[PROBLEM TO WORK ON]
List, from the lines below, each one with "structured" in it.

[STORED DATA]
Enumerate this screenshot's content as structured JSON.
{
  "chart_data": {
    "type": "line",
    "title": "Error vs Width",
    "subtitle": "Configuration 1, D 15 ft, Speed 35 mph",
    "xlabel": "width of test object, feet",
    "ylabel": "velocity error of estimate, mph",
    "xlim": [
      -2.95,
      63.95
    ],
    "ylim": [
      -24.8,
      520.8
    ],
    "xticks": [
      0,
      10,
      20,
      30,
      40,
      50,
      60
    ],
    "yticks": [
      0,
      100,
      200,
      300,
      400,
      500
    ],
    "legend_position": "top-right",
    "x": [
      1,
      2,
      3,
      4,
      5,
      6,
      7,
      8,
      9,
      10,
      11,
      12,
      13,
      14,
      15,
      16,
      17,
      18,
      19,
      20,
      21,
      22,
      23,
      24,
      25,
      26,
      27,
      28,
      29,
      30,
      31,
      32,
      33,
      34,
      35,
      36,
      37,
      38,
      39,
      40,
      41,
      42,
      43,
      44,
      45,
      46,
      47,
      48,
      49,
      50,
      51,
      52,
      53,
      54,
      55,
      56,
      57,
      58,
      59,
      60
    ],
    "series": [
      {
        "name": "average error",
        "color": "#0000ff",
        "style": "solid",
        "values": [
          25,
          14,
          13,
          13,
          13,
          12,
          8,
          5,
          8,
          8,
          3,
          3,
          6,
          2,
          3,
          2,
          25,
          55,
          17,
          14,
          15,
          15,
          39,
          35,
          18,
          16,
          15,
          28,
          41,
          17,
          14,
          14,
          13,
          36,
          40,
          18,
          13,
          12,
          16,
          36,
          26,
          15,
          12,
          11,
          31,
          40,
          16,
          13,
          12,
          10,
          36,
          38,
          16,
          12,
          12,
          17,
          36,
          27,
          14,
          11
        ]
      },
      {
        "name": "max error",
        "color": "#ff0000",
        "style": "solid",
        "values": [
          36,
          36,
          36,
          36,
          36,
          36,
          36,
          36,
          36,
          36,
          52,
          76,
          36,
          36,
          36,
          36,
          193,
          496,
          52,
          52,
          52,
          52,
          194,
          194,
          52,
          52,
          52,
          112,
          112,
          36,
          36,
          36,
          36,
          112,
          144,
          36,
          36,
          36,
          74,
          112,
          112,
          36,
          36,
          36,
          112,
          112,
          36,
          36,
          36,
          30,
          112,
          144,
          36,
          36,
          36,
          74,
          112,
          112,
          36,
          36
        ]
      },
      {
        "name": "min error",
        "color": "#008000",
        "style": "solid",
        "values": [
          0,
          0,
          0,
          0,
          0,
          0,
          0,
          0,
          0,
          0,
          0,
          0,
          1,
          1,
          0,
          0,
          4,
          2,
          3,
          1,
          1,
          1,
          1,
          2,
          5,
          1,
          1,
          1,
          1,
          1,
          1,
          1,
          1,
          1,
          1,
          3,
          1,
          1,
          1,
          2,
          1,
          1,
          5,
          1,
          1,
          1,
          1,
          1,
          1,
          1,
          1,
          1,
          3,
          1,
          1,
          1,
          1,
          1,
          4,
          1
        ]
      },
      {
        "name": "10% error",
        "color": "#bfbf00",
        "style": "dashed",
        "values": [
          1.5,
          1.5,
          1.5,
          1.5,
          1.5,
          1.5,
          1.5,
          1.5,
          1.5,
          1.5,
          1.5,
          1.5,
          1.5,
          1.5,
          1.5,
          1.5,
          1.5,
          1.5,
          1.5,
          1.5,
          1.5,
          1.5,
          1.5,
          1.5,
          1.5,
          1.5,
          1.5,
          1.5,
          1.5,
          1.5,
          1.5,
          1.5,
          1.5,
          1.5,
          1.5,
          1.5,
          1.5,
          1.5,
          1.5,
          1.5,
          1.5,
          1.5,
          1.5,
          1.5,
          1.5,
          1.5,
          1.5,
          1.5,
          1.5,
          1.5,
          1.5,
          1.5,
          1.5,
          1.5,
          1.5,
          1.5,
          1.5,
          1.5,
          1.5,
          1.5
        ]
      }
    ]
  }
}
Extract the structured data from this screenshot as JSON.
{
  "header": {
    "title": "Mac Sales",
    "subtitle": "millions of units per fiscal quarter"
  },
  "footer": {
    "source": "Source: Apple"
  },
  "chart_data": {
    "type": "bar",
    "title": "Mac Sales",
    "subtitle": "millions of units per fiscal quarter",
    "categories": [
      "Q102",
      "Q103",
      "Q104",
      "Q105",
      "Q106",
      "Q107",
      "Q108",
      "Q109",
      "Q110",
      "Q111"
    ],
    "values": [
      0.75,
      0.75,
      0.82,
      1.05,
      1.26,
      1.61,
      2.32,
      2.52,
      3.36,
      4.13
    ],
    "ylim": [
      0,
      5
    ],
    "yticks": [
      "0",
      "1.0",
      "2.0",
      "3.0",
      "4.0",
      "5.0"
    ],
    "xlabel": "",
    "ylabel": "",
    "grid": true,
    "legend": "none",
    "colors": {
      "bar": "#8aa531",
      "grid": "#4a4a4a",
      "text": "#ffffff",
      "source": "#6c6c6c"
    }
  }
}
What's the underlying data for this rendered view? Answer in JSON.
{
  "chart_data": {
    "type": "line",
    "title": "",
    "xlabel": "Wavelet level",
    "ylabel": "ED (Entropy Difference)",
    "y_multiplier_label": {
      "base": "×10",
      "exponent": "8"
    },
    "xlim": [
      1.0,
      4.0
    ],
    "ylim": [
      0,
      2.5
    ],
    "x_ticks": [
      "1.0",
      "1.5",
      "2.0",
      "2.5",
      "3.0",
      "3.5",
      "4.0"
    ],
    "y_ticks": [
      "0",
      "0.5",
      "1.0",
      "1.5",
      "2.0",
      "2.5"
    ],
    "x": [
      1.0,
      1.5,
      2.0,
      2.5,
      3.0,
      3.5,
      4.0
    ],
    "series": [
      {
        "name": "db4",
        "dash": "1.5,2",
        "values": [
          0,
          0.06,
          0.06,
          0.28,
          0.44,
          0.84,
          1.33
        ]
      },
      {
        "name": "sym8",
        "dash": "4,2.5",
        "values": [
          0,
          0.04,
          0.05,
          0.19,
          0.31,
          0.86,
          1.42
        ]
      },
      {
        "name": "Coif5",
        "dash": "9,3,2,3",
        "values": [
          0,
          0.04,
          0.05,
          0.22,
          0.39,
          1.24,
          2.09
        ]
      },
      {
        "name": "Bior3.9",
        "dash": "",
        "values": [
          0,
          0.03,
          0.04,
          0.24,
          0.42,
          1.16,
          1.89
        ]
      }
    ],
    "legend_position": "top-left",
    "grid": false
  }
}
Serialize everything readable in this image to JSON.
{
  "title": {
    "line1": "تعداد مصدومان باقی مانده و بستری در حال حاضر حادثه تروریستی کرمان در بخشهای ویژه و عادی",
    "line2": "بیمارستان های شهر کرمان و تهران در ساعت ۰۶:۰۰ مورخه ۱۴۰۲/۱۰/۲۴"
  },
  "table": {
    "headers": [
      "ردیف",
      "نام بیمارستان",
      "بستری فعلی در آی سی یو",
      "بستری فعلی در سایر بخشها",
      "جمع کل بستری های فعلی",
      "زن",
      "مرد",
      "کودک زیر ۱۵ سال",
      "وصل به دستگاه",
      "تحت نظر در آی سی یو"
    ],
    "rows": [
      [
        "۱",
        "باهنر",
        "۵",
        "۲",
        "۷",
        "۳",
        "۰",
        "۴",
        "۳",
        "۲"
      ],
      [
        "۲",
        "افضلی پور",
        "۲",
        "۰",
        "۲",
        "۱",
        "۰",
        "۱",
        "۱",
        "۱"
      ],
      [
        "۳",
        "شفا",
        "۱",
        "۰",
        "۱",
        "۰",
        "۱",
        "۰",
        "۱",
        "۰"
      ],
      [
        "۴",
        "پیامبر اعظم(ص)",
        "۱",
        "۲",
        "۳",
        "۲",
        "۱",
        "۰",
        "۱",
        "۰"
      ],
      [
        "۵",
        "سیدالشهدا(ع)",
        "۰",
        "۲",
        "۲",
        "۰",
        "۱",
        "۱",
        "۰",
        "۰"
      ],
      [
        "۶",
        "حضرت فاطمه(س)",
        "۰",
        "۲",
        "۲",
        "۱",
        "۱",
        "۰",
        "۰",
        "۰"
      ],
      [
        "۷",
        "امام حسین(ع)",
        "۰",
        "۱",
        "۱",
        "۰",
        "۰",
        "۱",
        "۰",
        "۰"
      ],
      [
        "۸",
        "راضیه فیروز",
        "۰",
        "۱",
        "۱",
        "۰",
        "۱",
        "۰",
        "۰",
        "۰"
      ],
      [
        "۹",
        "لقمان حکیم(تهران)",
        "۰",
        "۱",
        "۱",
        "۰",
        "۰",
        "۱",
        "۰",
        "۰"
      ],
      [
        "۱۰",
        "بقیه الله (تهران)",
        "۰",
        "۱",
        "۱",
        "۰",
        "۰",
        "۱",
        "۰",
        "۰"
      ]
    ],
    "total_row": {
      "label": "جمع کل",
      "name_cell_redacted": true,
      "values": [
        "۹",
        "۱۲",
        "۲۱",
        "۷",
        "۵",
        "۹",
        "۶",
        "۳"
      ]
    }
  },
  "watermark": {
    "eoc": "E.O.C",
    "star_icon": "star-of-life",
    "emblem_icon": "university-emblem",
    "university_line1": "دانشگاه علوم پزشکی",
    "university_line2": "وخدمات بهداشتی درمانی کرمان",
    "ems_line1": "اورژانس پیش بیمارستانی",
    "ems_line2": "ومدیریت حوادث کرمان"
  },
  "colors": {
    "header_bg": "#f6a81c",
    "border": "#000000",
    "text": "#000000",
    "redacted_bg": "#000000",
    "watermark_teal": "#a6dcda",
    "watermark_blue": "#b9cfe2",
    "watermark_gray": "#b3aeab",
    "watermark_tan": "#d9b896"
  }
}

[THE COMPLETED TASK]
Enumerate this screenshot's content as structured JSON.
Extract the structured data from this screenshot as JSON.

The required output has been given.